Set exercise — Restate the listing below word for word, omitting any images.

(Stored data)

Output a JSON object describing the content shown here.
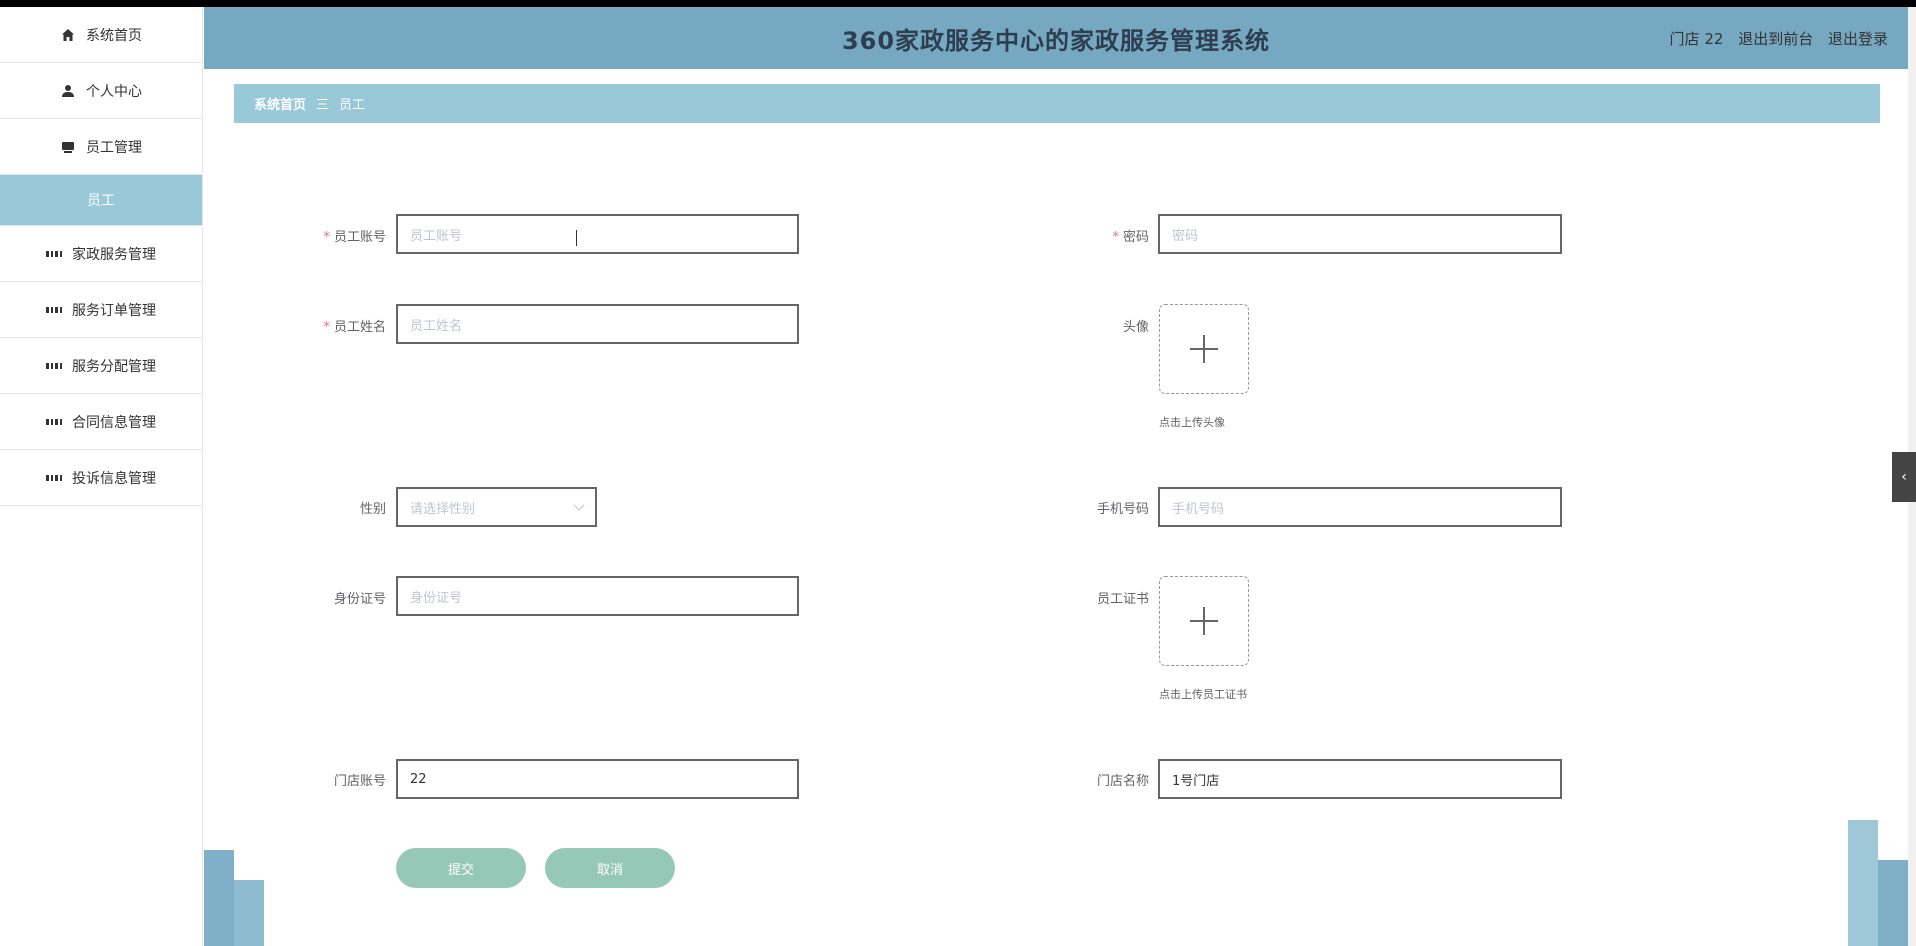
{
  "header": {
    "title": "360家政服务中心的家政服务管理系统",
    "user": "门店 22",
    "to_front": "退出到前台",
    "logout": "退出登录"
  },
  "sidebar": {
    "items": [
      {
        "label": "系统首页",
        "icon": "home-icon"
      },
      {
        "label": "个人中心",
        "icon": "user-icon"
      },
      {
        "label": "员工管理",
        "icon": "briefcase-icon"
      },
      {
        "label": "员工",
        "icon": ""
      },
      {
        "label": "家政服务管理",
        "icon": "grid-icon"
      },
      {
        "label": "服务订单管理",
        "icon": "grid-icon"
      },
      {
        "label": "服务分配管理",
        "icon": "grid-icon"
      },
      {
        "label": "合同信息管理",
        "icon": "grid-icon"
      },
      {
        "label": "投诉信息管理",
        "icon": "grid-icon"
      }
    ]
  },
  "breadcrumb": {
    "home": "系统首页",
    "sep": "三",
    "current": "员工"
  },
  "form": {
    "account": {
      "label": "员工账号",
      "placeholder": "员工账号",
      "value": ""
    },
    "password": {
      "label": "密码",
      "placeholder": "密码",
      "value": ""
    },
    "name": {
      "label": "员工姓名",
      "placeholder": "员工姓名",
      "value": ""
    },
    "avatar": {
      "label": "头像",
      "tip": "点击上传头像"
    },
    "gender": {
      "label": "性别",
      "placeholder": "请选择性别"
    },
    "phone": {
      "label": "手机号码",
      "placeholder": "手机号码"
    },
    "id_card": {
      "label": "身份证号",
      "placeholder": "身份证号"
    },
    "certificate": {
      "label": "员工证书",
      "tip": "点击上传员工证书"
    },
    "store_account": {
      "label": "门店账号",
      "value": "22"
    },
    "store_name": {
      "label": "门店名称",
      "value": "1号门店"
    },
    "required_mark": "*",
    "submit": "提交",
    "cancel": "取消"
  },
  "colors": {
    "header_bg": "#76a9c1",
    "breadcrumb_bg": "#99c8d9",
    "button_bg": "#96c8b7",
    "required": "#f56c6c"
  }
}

Response for this exercise —
Output a JSON object describing the content shown here.
{
  "header": {
    "title": "360家政服务中心的家政服务管理系统",
    "user": "门店 22",
    "to_front": "退出到前台",
    "logout": "退出登录"
  },
  "sidebar": {
    "items": [
      {
        "label": "系统首页",
        "icon": "home-icon"
      },
      {
        "label": "个人中心",
        "icon": "user-icon"
      },
      {
        "label": "员工管理",
        "icon": "briefcase-icon"
      },
      {
        "label": "员工",
        "icon": ""
      },
      {
        "label": "家政服务管理",
        "icon": "grid-icon"
      },
      {
        "label": "服务订单管理",
        "icon": "grid-icon"
      },
      {
        "label": "服务分配管理",
        "icon": "grid-icon"
      },
      {
        "label": "合同信息管理",
        "icon": "grid-icon"
      },
      {
        "label": "投诉信息管理",
        "icon": "grid-icon"
      }
    ]
  },
  "breadcrumb": {
    "home": "系统首页",
    "sep": "三",
    "current": "员工"
  },
  "form": {
    "account": {
      "label": "员工账号",
      "placeholder": "员工账号",
      "value": ""
    },
    "password": {
      "label": "密码",
      "placeholder": "密码",
      "value": ""
    },
    "name": {
      "label": "员工姓名",
      "placeholder": "员工姓名",
      "value": ""
    },
    "avatar": {
      "label": "头像",
      "tip": "点击上传头像"
    },
    "gender": {
      "label": "性别",
      "placeholder": "请选择性别"
    },
    "phone": {
      "label": "手机号码",
      "placeholder": "手机号码"
    },
    "id_card": {
      "label": "身份证号",
      "placeholder": "身份证号"
    },
    "certificate": {
      "label": "员工证书",
      "tip": "点击上传员工证书"
    },
    "store_account": {
      "label": "门店账号",
      "value": "22"
    },
    "store_name": {
      "label": "门店名称",
      "value": "1号门店"
    },
    "required_mark": "*",
    "submit": "提交",
    "cancel": "取消"
  },
  "colors": {
    "header_bg": "#76a9c1",
    "breadcrumb_bg": "#99c8d9",
    "button_bg": "#96c8b7",
    "required": "#f56c6c"
  }
}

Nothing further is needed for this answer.